### Instructions for the task
Set the following entries down again exactly, line by line.

**** Given information ****

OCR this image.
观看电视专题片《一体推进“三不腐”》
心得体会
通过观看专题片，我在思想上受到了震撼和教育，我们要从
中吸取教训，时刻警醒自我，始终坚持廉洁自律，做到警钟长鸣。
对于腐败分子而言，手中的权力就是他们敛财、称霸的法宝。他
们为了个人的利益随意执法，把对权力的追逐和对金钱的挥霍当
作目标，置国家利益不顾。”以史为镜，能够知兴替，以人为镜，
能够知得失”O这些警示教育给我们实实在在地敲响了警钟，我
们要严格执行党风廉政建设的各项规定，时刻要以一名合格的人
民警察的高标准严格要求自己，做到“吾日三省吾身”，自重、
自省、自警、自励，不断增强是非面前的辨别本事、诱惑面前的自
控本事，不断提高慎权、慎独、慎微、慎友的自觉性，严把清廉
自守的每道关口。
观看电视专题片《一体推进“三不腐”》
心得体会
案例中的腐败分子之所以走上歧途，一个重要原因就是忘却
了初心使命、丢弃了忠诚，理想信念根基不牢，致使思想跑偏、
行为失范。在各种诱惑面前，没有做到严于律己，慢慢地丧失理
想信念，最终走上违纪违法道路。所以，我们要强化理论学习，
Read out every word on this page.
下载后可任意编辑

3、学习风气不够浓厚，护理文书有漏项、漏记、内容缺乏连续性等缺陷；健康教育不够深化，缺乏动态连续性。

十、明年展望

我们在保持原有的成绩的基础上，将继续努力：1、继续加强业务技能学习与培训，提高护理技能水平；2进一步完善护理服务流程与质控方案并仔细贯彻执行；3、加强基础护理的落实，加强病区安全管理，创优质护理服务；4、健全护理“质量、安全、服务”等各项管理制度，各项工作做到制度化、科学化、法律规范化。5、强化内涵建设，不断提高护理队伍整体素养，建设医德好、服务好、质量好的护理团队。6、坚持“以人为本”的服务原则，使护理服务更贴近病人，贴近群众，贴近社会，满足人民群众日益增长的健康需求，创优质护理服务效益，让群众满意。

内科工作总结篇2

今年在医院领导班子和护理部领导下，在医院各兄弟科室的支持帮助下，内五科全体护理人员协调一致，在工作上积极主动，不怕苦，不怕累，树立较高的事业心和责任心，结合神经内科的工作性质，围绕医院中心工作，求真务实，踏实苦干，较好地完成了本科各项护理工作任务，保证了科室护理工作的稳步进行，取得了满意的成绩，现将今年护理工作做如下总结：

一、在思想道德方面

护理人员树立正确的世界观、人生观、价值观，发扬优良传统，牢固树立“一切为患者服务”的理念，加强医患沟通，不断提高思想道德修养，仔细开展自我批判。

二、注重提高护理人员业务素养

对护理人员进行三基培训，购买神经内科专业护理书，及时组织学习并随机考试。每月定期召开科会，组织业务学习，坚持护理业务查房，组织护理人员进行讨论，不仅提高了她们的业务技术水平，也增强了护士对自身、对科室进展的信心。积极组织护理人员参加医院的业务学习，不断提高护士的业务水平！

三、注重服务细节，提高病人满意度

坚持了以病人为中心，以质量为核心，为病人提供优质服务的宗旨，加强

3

****

### Output for this task
OCR this image.
观看电视专题片《一体推进“三不腐”》
心得体会
通过观看专题片，我在思想上受到了震撼和教育，我们要从
中吸取教训，时刻警醒自我，始终坚持廉洁自律，做到警钟长鸣。
对于腐败分子而言，手中的权力就是他们敛财、称霸的法宝。他
们为了个人的利益随意执法，把对权力的追逐和对金钱的挥霍当
作目标，置国家利益不顾。”以史为镜，能够知兴替，以人为镜，
能够知得失”O这些警示教育给我们实实在在地敲响了警钟，我
们要严格执行党风廉政建设的各项规定，时刻要以一名合格的人
民警察的高标准严格要求自己，做到“吾日三省吾身”，自重、
自省、自警、自励，不断增强是非面前的辨别本事、诱惑面前的自
控本事，不断提高慎权、慎独、慎微、慎友的自觉性，严把清廉
自守的每道关口。
观看电视专题片《一体推进“三不腐”》
心得体会
案例中的腐败分子之所以走上歧途，一个重要原因就是忘却
了初心使命、丢弃了忠诚，理想信念根基不牢，致使思想跑偏、
行为失范。在各种诱惑面前，没有做到严于律己，慢慢地丧失理
想信念，最终走上违纪违法道路。所以，我们要强化理论学习，
Read out every word on this page.
下载后可任意编辑

3、学习风气不够浓厚，护理文书有漏项、漏记、内容缺乏连续性等缺陷；健康教育不够深化，缺乏动态连续性。

十、明年展望

我们在保持原有的成绩的基础上，将继续努力：1、继续加强业务技能学习与培训，提高护理技能水平；2进一步完善护理服务流程与质控方案并仔细贯彻执行；3、加强基础护理的落实，加强病区安全管理，创优质护理服务；4、健全护理“质量、安全、服务”等各项管理制度，各项工作做到制度化、科学化、法律规范化。5、强化内涵建设，不断提高护理队伍整体素养，建设医德好、服务好、质量好的护理团队。6、坚持“以人为本”的服务原则，使护理服务更贴近病人，贴近群众，贴近社会，满足人民群众日益增长的健康需求，创优质护理服务效益，让群众满意。

内科工作总结篇2

今年在医院领导班子和护理部领导下，在医院各兄弟科室的支持帮助下，内五科全体护理人员协调一致，在工作上积极主动，不怕苦，不怕累，树立较高的事业心和责任心，结合神经内科的工作性质，围绕医院中心工作，求真务实，踏实苦干，较好地完成了本科各项护理工作任务，保证了科室护理工作的稳步进行，取得了满意的成绩，现将今年护理工作做如下总结：

一、在思想道德方面

护理人员树立正确的世界观、人生观、价值观，发扬优良传统，牢固树立“一切为患者服务”的理念，加强医患沟通，不断提高思想道德修养，仔细开展自我批判。

二、注重提高护理人员业务素养

对护理人员进行三基培训，购买神经内科专业护理书，及时组织学习并随机考试。每月定期召开科会，组织业务学习，坚持护理业务查房，组织护理人员进行讨论，不仅提高了她们的业务技术水平，也增强了护士对自身、对科室进展的信心。积极组织护理人员参加医院的业务学习，不断提高护士的业务水平！

三、注重服务细节，提高病人满意度

坚持了以病人为中心，以质量为核心，为病人提供优质服务的宗旨，加强

3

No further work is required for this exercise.